** EXERCISE TASK **
Write the records below out again exactly as given, with no images.
== SUPPLIED DATA
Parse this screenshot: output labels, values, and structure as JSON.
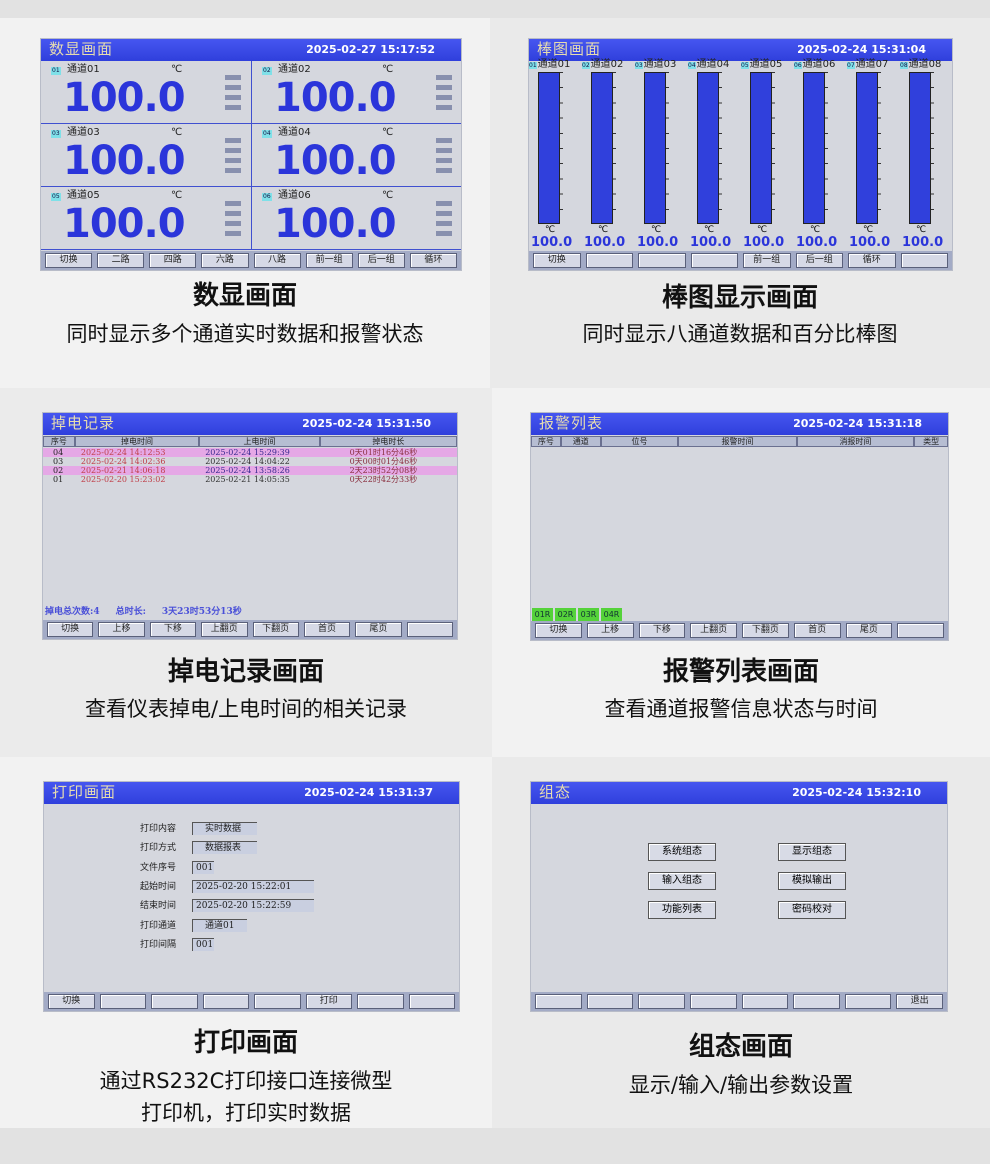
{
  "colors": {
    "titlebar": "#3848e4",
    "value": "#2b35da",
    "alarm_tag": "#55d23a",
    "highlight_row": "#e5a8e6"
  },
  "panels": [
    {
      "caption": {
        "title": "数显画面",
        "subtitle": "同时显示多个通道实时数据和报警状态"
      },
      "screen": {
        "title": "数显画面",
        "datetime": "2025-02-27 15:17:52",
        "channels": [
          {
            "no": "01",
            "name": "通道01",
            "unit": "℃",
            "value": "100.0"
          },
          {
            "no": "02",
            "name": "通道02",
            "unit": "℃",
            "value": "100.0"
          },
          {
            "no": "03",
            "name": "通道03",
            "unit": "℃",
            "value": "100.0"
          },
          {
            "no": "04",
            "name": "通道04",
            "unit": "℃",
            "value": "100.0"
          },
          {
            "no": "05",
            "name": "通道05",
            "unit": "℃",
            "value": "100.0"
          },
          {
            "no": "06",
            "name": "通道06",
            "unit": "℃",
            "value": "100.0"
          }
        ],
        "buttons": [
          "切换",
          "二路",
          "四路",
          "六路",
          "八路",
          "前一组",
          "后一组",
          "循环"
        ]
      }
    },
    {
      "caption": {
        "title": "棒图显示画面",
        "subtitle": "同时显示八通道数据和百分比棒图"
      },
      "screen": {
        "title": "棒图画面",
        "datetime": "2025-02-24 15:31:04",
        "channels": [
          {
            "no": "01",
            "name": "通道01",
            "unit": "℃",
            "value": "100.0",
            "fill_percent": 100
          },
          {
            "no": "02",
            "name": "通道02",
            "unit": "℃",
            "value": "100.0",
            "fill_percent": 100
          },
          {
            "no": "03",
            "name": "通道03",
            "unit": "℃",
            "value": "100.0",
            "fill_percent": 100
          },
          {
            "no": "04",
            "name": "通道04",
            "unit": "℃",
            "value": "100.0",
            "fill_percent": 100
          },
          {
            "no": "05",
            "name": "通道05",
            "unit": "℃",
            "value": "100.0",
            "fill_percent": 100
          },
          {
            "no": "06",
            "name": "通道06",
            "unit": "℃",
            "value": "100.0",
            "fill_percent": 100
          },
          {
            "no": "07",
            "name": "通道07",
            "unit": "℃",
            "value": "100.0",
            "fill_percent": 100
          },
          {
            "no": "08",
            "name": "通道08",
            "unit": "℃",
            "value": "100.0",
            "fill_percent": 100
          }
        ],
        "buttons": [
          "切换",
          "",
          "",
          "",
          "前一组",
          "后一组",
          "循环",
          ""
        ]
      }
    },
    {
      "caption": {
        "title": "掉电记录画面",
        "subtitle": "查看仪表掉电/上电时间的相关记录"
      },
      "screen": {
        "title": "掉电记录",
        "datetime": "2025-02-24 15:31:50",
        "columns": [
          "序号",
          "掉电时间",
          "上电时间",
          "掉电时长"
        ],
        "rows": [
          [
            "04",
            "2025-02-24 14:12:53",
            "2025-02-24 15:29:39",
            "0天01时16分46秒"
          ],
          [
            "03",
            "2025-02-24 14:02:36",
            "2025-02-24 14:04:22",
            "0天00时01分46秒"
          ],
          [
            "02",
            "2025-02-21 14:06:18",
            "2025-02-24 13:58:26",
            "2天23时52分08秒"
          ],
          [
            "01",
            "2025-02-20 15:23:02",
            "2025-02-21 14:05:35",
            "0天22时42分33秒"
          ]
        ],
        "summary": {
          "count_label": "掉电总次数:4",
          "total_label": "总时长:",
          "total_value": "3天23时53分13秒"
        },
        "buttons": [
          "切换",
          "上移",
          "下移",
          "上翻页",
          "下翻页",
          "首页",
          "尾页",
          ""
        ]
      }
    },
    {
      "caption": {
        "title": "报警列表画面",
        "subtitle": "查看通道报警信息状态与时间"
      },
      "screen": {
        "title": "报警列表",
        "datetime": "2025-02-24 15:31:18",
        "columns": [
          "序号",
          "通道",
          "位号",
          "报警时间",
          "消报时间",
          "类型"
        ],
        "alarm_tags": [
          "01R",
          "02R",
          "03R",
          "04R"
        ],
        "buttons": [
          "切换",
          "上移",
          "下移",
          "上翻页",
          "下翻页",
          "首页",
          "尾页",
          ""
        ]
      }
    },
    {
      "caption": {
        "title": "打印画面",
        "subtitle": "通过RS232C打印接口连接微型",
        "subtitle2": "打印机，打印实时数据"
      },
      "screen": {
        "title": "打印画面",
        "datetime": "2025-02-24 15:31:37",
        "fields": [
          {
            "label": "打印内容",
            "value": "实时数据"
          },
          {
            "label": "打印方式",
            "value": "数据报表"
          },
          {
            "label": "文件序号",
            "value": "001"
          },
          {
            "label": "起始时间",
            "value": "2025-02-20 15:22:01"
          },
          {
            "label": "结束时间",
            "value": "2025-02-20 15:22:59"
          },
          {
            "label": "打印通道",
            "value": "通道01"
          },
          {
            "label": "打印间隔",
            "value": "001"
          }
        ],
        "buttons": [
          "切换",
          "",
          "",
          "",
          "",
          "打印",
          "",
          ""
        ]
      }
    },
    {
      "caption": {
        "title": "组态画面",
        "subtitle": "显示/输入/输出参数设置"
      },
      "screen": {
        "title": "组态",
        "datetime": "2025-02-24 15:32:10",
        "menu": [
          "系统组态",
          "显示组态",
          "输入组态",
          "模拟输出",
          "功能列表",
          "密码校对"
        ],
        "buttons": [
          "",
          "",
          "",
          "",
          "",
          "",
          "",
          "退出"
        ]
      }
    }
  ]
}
====
** RESULT OF THIS EXERCISE **
Parse this screenshot: output labels, values, and structure as JSON.
{
  "colors": {
    "titlebar": "#3848e4",
    "value": "#2b35da",
    "alarm_tag": "#55d23a",
    "highlight_row": "#e5a8e6"
  },
  "panels": [
    {
      "caption": {
        "title": "数显画面",
        "subtitle": "同时显示多个通道实时数据和报警状态"
      },
      "screen": {
        "title": "数显画面",
        "datetime": "2025-02-27 15:17:52",
        "channels": [
          {
            "no": "01",
            "name": "通道01",
            "unit": "℃",
            "value": "100.0"
          },
          {
            "no": "02",
            "name": "通道02",
            "unit": "℃",
            "value": "100.0"
          },
          {
            "no": "03",
            "name": "通道03",
            "unit": "℃",
            "value": "100.0"
          },
          {
            "no": "04",
            "name": "通道04",
            "unit": "℃",
            "value": "100.0"
          },
          {
            "no": "05",
            "name": "通道05",
            "unit": "℃",
            "value": "100.0"
          },
          {
            "no": "06",
            "name": "通道06",
            "unit": "℃",
            "value": "100.0"
          }
        ],
        "buttons": [
          "切换",
          "二路",
          "四路",
          "六路",
          "八路",
          "前一组",
          "后一组",
          "循环"
        ]
      }
    },
    {
      "caption": {
        "title": "棒图显示画面",
        "subtitle": "同时显示八通道数据和百分比棒图"
      },
      "screen": {
        "title": "棒图画面",
        "datetime": "2025-02-24 15:31:04",
        "channels": [
          {
            "no": "01",
            "name": "通道01",
            "unit": "℃",
            "value": "100.0",
            "fill_percent": 100
          },
          {
            "no": "02",
            "name": "通道02",
            "unit": "℃",
            "value": "100.0",
            "fill_percent": 100
          },
          {
            "no": "03",
            "name": "通道03",
            "unit": "℃",
            "value": "100.0",
            "fill_percent": 100
          },
          {
            "no": "04",
            "name": "通道04",
            "unit": "℃",
            "value": "100.0",
            "fill_percent": 100
          },
          {
            "no": "05",
            "name": "通道05",
            "unit": "℃",
            "value": "100.0",
            "fill_percent": 100
          },
          {
            "no": "06",
            "name": "通道06",
            "unit": "℃",
            "value": "100.0",
            "fill_percent": 100
          },
          {
            "no": "07",
            "name": "通道07",
            "unit": "℃",
            "value": "100.0",
            "fill_percent": 100
          },
          {
            "no": "08",
            "name": "通道08",
            "unit": "℃",
            "value": "100.0",
            "fill_percent": 100
          }
        ],
        "buttons": [
          "切换",
          "",
          "",
          "",
          "前一组",
          "后一组",
          "循环",
          ""
        ]
      }
    },
    {
      "caption": {
        "title": "掉电记录画面",
        "subtitle": "查看仪表掉电/上电时间的相关记录"
      },
      "screen": {
        "title": "掉电记录",
        "datetime": "2025-02-24 15:31:50",
        "columns": [
          "序号",
          "掉电时间",
          "上电时间",
          "掉电时长"
        ],
        "rows": [
          [
            "04",
            "2025-02-24 14:12:53",
            "2025-02-24 15:29:39",
            "0天01时16分46秒"
          ],
          [
            "03",
            "2025-02-24 14:02:36",
            "2025-02-24 14:04:22",
            "0天00时01分46秒"
          ],
          [
            "02",
            "2025-02-21 14:06:18",
            "2025-02-24 13:58:26",
            "2天23时52分08秒"
          ],
          [
            "01",
            "2025-02-20 15:23:02",
            "2025-02-21 14:05:35",
            "0天22时42分33秒"
          ]
        ],
        "summary": {
          "count_label": "掉电总次数:4",
          "total_label": "总时长:",
          "total_value": "3天23时53分13秒"
        },
        "buttons": [
          "切换",
          "上移",
          "下移",
          "上翻页",
          "下翻页",
          "首页",
          "尾页",
          ""
        ]
      }
    },
    {
      "caption": {
        "title": "报警列表画面",
        "subtitle": "查看通道报警信息状态与时间"
      },
      "screen": {
        "title": "报警列表",
        "datetime": "2025-02-24 15:31:18",
        "columns": [
          "序号",
          "通道",
          "位号",
          "报警时间",
          "消报时间",
          "类型"
        ],
        "alarm_tags": [
          "01R",
          "02R",
          "03R",
          "04R"
        ],
        "buttons": [
          "切换",
          "上移",
          "下移",
          "上翻页",
          "下翻页",
          "首页",
          "尾页",
          ""
        ]
      }
    },
    {
      "caption": {
        "title": "打印画面",
        "subtitle": "通过RS232C打印接口连接微型",
        "subtitle2": "打印机，打印实时数据"
      },
      "screen": {
        "title": "打印画面",
        "datetime": "2025-02-24 15:31:37",
        "fields": [
          {
            "label": "打印内容",
            "value": "实时数据"
          },
          {
            "label": "打印方式",
            "value": "数据报表"
          },
          {
            "label": "文件序号",
            "value": "001"
          },
          {
            "label": "起始时间",
            "value": "2025-02-20 15:22:01"
          },
          {
            "label": "结束时间",
            "value": "2025-02-20 15:22:59"
          },
          {
            "label": "打印通道",
            "value": "通道01"
          },
          {
            "label": "打印间隔",
            "value": "001"
          }
        ],
        "buttons": [
          "切换",
          "",
          "",
          "",
          "",
          "打印",
          "",
          ""
        ]
      }
    },
    {
      "caption": {
        "title": "组态画面",
        "subtitle": "显示/输入/输出参数设置"
      },
      "screen": {
        "title": "组态",
        "datetime": "2025-02-24 15:32:10",
        "menu": [
          "系统组态",
          "显示组态",
          "输入组态",
          "模拟输出",
          "功能列表",
          "密码校对"
        ],
        "buttons": [
          "",
          "",
          "",
          "",
          "",
          "",
          "",
          "退出"
        ]
      }
    }
  ]
}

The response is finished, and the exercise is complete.